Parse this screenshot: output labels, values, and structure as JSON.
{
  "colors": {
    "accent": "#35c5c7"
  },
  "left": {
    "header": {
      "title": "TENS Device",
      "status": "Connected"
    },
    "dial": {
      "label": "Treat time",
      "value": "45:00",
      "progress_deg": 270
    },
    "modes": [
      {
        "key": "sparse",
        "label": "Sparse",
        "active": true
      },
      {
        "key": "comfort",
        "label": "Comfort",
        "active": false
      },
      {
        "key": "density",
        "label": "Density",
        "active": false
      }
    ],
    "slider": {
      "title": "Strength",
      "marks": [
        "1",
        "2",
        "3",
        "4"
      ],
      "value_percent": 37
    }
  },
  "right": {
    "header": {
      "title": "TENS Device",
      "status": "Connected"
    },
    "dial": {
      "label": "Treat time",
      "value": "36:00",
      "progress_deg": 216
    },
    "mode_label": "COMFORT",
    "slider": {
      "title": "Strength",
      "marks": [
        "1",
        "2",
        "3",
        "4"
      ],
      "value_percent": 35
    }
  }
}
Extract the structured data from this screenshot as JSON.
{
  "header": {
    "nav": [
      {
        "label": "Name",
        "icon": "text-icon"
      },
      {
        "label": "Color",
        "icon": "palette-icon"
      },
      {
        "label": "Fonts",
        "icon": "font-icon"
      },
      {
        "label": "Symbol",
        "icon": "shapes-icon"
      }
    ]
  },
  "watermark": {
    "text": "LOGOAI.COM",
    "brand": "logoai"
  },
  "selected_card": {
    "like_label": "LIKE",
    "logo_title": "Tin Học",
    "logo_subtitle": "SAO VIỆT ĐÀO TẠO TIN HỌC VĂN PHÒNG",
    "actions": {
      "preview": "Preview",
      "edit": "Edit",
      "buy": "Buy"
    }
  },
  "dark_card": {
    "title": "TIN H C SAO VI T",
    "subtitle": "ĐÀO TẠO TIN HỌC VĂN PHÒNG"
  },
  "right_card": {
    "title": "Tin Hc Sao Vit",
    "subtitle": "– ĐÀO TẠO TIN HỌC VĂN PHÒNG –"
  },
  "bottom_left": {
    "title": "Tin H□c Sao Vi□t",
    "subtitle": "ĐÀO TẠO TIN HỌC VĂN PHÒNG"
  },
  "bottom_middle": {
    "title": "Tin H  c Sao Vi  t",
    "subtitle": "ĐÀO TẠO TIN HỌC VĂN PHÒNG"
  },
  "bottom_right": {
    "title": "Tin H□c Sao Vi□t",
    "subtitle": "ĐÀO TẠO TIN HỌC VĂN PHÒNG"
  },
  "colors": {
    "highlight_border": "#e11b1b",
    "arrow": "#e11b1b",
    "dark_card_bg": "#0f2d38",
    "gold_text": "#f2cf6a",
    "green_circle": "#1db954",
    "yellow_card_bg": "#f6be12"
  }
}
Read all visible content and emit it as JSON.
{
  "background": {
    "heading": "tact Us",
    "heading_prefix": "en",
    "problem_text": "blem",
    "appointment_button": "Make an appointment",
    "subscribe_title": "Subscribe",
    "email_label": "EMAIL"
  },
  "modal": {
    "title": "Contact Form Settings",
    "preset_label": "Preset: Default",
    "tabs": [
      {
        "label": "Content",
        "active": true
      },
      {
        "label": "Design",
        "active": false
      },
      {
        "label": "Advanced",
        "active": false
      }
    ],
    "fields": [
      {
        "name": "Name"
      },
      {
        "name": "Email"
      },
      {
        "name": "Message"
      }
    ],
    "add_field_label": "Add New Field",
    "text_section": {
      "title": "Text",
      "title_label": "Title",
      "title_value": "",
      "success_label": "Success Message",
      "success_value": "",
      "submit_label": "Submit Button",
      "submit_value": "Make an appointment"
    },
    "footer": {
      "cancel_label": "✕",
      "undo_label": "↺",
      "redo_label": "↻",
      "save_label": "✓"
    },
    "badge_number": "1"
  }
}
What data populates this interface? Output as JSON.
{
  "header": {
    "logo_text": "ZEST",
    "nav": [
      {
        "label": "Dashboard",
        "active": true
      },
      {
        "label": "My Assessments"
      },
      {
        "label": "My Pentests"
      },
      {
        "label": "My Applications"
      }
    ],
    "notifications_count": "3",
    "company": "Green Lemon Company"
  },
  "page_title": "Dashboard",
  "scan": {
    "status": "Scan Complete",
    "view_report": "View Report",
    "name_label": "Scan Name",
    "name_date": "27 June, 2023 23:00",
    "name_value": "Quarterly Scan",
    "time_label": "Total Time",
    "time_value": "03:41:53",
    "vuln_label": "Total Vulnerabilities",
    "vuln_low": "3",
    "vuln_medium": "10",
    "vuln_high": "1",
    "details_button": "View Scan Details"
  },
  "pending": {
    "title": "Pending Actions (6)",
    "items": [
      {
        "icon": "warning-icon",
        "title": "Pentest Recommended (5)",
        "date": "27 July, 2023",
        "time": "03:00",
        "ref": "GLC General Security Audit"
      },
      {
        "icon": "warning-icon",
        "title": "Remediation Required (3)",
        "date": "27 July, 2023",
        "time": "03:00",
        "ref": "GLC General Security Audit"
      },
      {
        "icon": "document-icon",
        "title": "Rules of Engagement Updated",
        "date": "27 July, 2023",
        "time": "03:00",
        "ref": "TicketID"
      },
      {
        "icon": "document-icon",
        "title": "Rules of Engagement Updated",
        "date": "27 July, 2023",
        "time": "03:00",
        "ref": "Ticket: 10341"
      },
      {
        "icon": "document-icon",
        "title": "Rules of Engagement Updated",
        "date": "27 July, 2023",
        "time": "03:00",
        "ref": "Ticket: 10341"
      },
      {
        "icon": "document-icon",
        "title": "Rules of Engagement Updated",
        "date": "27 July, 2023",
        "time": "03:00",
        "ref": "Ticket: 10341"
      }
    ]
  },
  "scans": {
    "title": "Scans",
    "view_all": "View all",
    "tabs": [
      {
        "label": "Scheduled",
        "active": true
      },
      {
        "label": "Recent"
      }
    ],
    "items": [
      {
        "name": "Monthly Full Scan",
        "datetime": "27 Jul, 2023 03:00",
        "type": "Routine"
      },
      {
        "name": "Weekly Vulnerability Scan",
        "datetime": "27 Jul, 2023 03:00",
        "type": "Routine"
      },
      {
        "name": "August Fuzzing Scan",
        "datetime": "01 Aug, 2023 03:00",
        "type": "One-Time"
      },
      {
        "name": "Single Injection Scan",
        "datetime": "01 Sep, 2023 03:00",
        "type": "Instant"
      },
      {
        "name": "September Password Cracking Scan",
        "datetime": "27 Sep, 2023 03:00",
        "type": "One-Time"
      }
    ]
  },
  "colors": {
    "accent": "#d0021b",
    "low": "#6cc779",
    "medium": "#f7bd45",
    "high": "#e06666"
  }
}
——
◆ YOUR TASK: Each record above must be given again exactly.

◆ RESULT OF THE TASK:
Parse this screenshot: output labels, values, and structure as JSON.
{
  "colors": {
    "accent": "#35c5c7"
  },
  "left": {
    "header": {
      "title": "TENS Device",
      "status": "Connected"
    },
    "dial": {
      "label": "Treat time",
      "value": "45:00",
      "progress_deg": 270
    },
    "modes": [
      {
        "key": "sparse",
        "label": "Sparse",
        "active": true
      },
      {
        "key": "comfort",
        "label": "Comfort",
        "active": false
      },
      {
        "key": "density",
        "label": "Density",
        "active": false
      }
    ],
    "slider": {
      "title": "Strength",
      "marks": [
        "1",
        "2",
        "3",
        "4"
      ],
      "value_percent": 37
    }
  },
  "right": {
    "header": {
      "title": "TENS Device",
      "status": "Connected"
    },
    "dial": {
      "label": "Treat time",
      "value": "36:00",
      "progress_deg": 216
    },
    "mode_label": "COMFORT",
    "slider": {
      "title": "Strength",
      "marks": [
        "1",
        "2",
        "3",
        "4"
      ],
      "value_percent": 35
    }
  }
}
Extract the structured data from this screenshot as JSON.
{
  "header": {
    "nav": [
      {
        "label": "Name",
        "icon": "text-icon"
      },
      {
        "label": "Color",
        "icon": "palette-icon"
      },
      {
        "label": "Fonts",
        "icon": "font-icon"
      },
      {
        "label": "Symbol",
        "icon": "shapes-icon"
      }
    ]
  },
  "watermark": {
    "text": "LOGOAI.COM",
    "brand": "logoai"
  },
  "selected_card": {
    "like_label": "LIKE",
    "logo_title": "Tin Học",
    "logo_subtitle": "SAO VIỆT ĐÀO TẠO TIN HỌC VĂN PHÒNG",
    "actions": {
      "preview": "Preview",
      "edit": "Edit",
      "buy": "Buy"
    }
  },
  "dark_card": {
    "title": "TIN H C SAO VI T",
    "subtitle": "ĐÀO TẠO TIN HỌC VĂN PHÒNG"
  },
  "right_card": {
    "title": "Tin Hc Sao Vit",
    "subtitle": "– ĐÀO TẠO TIN HỌC VĂN PHÒNG –"
  },
  "bottom_left": {
    "title": "Tin H□c Sao Vi□t",
    "subtitle": "ĐÀO TẠO TIN HỌC VĂN PHÒNG"
  },
  "bottom_middle": {
    "title": "Tin H  c Sao Vi  t",
    "subtitle": "ĐÀO TẠO TIN HỌC VĂN PHÒNG"
  },
  "bottom_right": {
    "title": "Tin H□c Sao Vi□t",
    "subtitle": "ĐÀO TẠO TIN HỌC VĂN PHÒNG"
  },
  "colors": {
    "highlight_border": "#e11b1b",
    "arrow": "#e11b1b",
    "dark_card_bg": "#0f2d38",
    "gold_text": "#f2cf6a",
    "green_circle": "#1db954",
    "yellow_card_bg": "#f6be12"
  }
}
Read all visible content and emit it as JSON.
{
  "background": {
    "heading": "tact Us",
    "heading_prefix": "en",
    "problem_text": "blem",
    "appointment_button": "Make an appointment",
    "subscribe_title": "Subscribe",
    "email_label": "EMAIL"
  },
  "modal": {
    "title": "Contact Form Settings",
    "preset_label": "Preset: Default",
    "tabs": [
      {
        "label": "Content",
        "active": true
      },
      {
        "label": "Design",
        "active": false
      },
      {
        "label": "Advanced",
        "active": false
      }
    ],
    "fields": [
      {
        "name": "Name"
      },
      {
        "name": "Email"
      },
      {
        "name": "Message"
      }
    ],
    "add_field_label": "Add New Field",
    "text_section": {
      "title": "Text",
      "title_label": "Title",
      "title_value": "",
      "success_label": "Success Message",
      "success_value": "",
      "submit_label": "Submit Button",
      "submit_value": "Make an appointment"
    },
    "footer": {
      "cancel_label": "✕",
      "undo_label": "↺",
      "redo_label": "↻",
      "save_label": "✓"
    },
    "badge_number": "1"
  }
}
What data populates this interface? Output as JSON.
{
  "header": {
    "logo_text": "ZEST",
    "nav": [
      {
        "label": "Dashboard",
        "active": true
      },
      {
        "label": "My Assessments"
      },
      {
        "label": "My Pentests"
      },
      {
        "label": "My Applications"
      }
    ],
    "notifications_count": "3",
    "company": "Green Lemon Company"
  },
  "page_title": "Dashboard",
  "scan": {
    "status": "Scan Complete",
    "view_report": "View Report",
    "name_label": "Scan Name",
    "name_date": "27 June, 2023 23:00",
    "name_value": "Quarterly Scan",
    "time_label": "Total Time",
    "time_value": "03:41:53",
    "vuln_label": "Total Vulnerabilities",
    "vuln_low": "3",
    "vuln_medium": "10",
    "vuln_high": "1",
    "details_button": "View Scan Details"
  },
  "pending": {
    "title": "Pending Actions (6)",
    "items": [
      {
        "icon": "warning-icon",
        "title": "Pentest Recommended (5)",
        "date": "27 July, 2023",
        "time": "03:00",
        "ref": "GLC General Security Audit"
      },
      {
        "icon": "warning-icon",
        "title": "Remediation Required (3)",
        "date": "27 July, 2023",
        "time": "03:00",
        "ref": "GLC General Security Audit"
      },
      {
        "icon": "document-icon",
        "title": "Rules of Engagement Updated",
        "date": "27 July, 2023",
        "time": "03:00",
        "ref": "TicketID"
      },
      {
        "icon": "document-icon",
        "title": "Rules of Engagement Updated",
        "date": "27 July, 2023",
        "time": "03:00",
        "ref": "Ticket: 10341"
      },
      {
        "icon": "document-icon",
        "title": "Rules of Engagement Updated",
        "date": "27 July, 2023",
        "time": "03:00",
        "ref": "Ticket: 10341"
      },
      {
        "icon": "document-icon",
        "title": "Rules of Engagement Updated",
        "date": "27 July, 2023",
        "time": "03:00",
        "ref": "Ticket: 10341"
      }
    ]
  },
  "scans": {
    "title": "Scans",
    "view_all": "View all",
    "tabs": [
      {
        "label": "Scheduled",
        "active": true
      },
      {
        "label": "Recent"
      }
    ],
    "items": [
      {
        "name": "Monthly Full Scan",
        "datetime": "27 Jul, 2023 03:00",
        "type": "Routine"
      },
      {
        "name": "Weekly Vulnerability Scan",
        "datetime": "27 Jul, 2023 03:00",
        "type": "Routine"
      },
      {
        "name": "August Fuzzing Scan",
        "datetime": "01 Aug, 2023 03:00",
        "type": "One-Time"
      },
      {
        "name": "Single Injection Scan",
        "datetime": "01 Sep, 2023 03:00",
        "type": "Instant"
      },
      {
        "name": "September Password Cracking Scan",
        "datetime": "27 Sep, 2023 03:00",
        "type": "One-Time"
      }
    ]
  },
  "colors": {
    "accent": "#d0021b",
    "low": "#6cc779",
    "medium": "#f7bd45",
    "high": "#e06666"
  }
}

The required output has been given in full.